Problem
Extend the passage about Nike pulling its Fourth of July Air Max 1 shoe, picking up right after its last sentence.

─── Selected text

Without any explanation, Nike ordered retailers to rip the shoes from store shelves and return them to distribution centers.

“Nike has chosen not to release the Air Max 1 Quick Strike Fourth of July, as it featured the old version of the American flag,” a Nike spokeswoman explained, according to Market Watch.

Kaepernick apparently was unaware of the shoe until he noticed it online, but the anti-American/anti-police social justice warrior made sure Nike wiped the Internet clean of the shoe line immediately.

“The shoes aren’t available on Nike’s own apps and websites,” Market Watch informed. “After images of the shoe were posted online, Kaepernick – a Nike endorser – reached out to company officials saying that he and others felt the Betsy Ross flag is an offensive symbol because of its connection to an era of slavery, the people said. Kaepernick declined to comment.”

In order to appease their endorser – who boasts the support of Black Lives Matter protesters and athletes across the country who disrespect the flag by kneeling or defiantly clenching their fists during the Nathemional Ant, including members of the women’s U.S. soccer team playing for the World Cup – Nike is voluntarily losing countless millions in shoe sales from the pulled line.

“The retail price for the shoe was $140 – before it was pulled from shelves,” TheBlaze’s Carlos Garcia divulged.

Even though conservatives and other patriots have condemned, and even boycotted, Nike for supporting the defiant athlete in his movement to stir up hatred and contempt for America, Nike profits have risen of late.

──────
─── Information given

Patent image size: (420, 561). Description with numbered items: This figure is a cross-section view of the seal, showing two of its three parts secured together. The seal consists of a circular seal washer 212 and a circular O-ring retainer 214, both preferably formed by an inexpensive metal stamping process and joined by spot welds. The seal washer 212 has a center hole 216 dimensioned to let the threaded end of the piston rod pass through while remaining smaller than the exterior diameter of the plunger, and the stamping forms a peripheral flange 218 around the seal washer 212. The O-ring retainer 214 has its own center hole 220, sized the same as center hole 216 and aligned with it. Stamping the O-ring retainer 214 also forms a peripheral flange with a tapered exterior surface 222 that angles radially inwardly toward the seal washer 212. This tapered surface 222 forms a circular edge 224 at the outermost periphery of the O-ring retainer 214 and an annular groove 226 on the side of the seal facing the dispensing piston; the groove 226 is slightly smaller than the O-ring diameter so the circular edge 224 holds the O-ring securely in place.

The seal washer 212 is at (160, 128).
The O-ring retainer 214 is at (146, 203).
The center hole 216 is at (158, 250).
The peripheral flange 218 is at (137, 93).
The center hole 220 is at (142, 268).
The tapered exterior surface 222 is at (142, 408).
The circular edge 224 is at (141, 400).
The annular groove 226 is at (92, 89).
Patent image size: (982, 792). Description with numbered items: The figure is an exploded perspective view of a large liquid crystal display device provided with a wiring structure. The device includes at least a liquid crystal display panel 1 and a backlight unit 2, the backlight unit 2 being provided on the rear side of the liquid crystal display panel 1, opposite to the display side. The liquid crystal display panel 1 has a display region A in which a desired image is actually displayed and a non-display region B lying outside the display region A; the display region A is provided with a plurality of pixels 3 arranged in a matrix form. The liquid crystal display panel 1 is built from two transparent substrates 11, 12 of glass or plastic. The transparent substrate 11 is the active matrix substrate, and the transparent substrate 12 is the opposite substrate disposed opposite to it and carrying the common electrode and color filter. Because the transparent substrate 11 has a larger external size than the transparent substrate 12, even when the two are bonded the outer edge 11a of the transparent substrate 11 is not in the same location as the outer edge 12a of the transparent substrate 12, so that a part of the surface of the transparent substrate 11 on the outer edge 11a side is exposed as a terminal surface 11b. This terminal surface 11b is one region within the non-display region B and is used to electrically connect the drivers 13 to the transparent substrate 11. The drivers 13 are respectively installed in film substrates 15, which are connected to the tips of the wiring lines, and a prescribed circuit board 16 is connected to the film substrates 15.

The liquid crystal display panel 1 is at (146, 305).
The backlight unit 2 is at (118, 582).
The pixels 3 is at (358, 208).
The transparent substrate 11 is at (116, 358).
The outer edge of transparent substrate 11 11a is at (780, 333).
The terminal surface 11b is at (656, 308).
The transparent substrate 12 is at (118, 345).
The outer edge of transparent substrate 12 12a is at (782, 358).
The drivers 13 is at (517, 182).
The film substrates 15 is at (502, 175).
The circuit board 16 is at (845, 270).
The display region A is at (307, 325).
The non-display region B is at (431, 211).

──────

Task result
“Nike was criticized heavily on social media for signing the controversial former NFL quarterback for a multi-million-dollar marketing campaign,” Garcia recounted. “Despite calls for a boycott of the athletic shoe company, Nike sales grew immediately after the campaign advertisement aired, according to some industry metrics.”

Edison Trends Co-founder Hetal Pandya noted how Nike’s decision to embrace the anti-American fallen sports icon had the opposite effect on its profits that many anticipated.

"There was speculation that the Nike/Kaepernick campaign would lead to a drop in sales, but our data over the last week does not support that theory," Pandya told TheBlaze in September 2018, when the campaign began.

Nike’s campaign slogan, “Believe in something … Even if it means sacrificing everything,” – alluding to giving up his football career to wage war on police and American values – reads as the caption in its ads, displayed beneath a closeup of Kaepernick.

A hero or a disgrace?

Even though Kaepernick is regarded as a so-called “civil rights” hero and social justice warrior on many college campuses and by the mainstream media, entertainment industry, many Democrats and leftist sports outlets such as ESPN, many conservatives and patriots in the sports world consider the all-state athlete in three sports – football, baseball and basketball – to be an embarrassment to the country.

These are the sentiments of former Chicago Bears Head Coach Mike Ditka, who led his ”Monsters of the Midway,” with sports icons Walter Payton, Jim McMahon and William “Refrigerator” Perry, to a Super Bowl championship in 1985.

"Anybody who disrespects this country and the flag – if they don’t like the country, they don’t like our flag, get the hell out," Ditka said in September 2016, according to RealClearPolitics. "I have no respect for Colin Kaepernick."

He argued that it doesn’t take a genius to find something to complain about, and conceded that every society has its problems, but said that it is ridiculous for Kaepernick to condemn an entire nation and its entire police force for a number of racist actions that are more the exception than the norm.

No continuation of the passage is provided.